• Problem details
Please repeat the rows starting at the one containing "chapter-title-bar: 第五章 卤代烃 [0, 128, 960, 194]" and ending at the one containing "slide-header: 有机化学 Organic". Swap "space-fill-model" for "space-filling-model" and leave everything else unchanged.

*** Source data

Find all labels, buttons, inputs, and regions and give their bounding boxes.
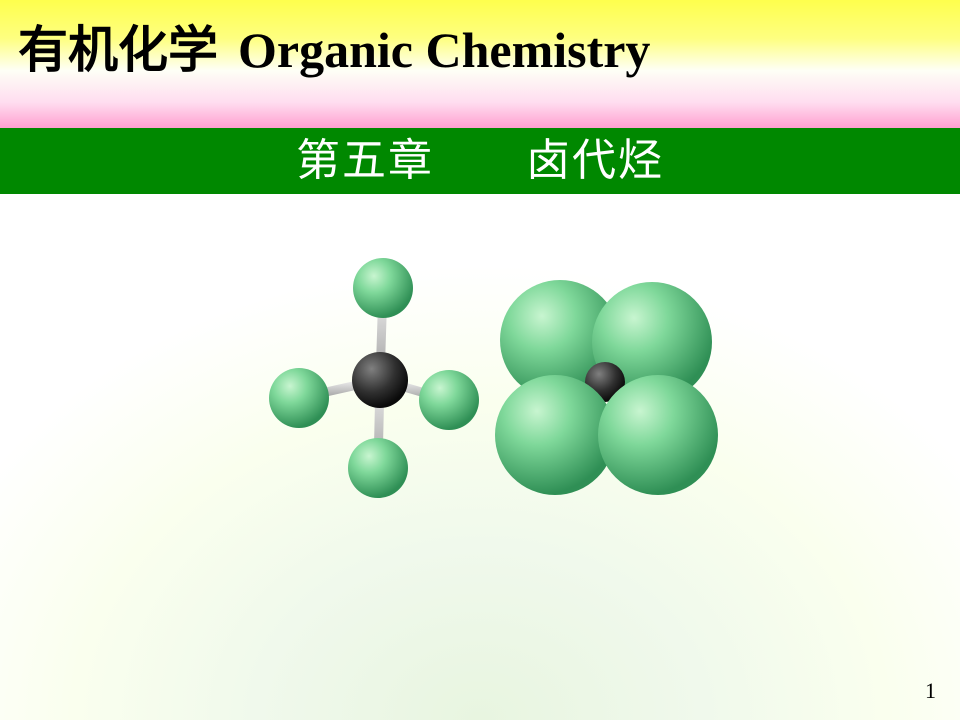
chapter-title-bar: 第五章 卤代烃 [0, 128, 960, 194]
page-number: 1 [925, 678, 936, 704]
molecule-svg [220, 230, 740, 500]
chapter-title-text: 第五章 卤代烃 [296, 136, 664, 185]
halogen-atom [419, 370, 479, 430]
space-fill-model [495, 280, 718, 495]
slide-header: 有机化学 Organic Chemistry [0, 0, 960, 128]
carbon-atom [352, 352, 408, 408]
title-chinese: 有机化学 [18, 22, 218, 78]
halogen-atom [269, 368, 329, 428]
halogen-atom-sf [495, 375, 615, 495]
halogen-atom-sf [598, 375, 718, 495]
halogen-atom [353, 258, 413, 318]
ball-stick-model [269, 258, 479, 498]
title-english: Organic Chemistry [238, 22, 650, 78]
molecule-figure [220, 230, 740, 500]
halogen-atom [348, 438, 408, 498]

******

• Solution below
chapter-title-bar: 第五章 卤代烃 [0, 128, 960, 194]
page-number: 1 [925, 678, 936, 704]
molecule-svg [220, 230, 740, 500]
chapter-title-text: 第五章 卤代烃 [296, 136, 664, 185]
halogen-atom [419, 370, 479, 430]
space-filling-model [495, 280, 718, 495]
slide-header: 有机化学 Organic Chemistry [0, 0, 960, 128]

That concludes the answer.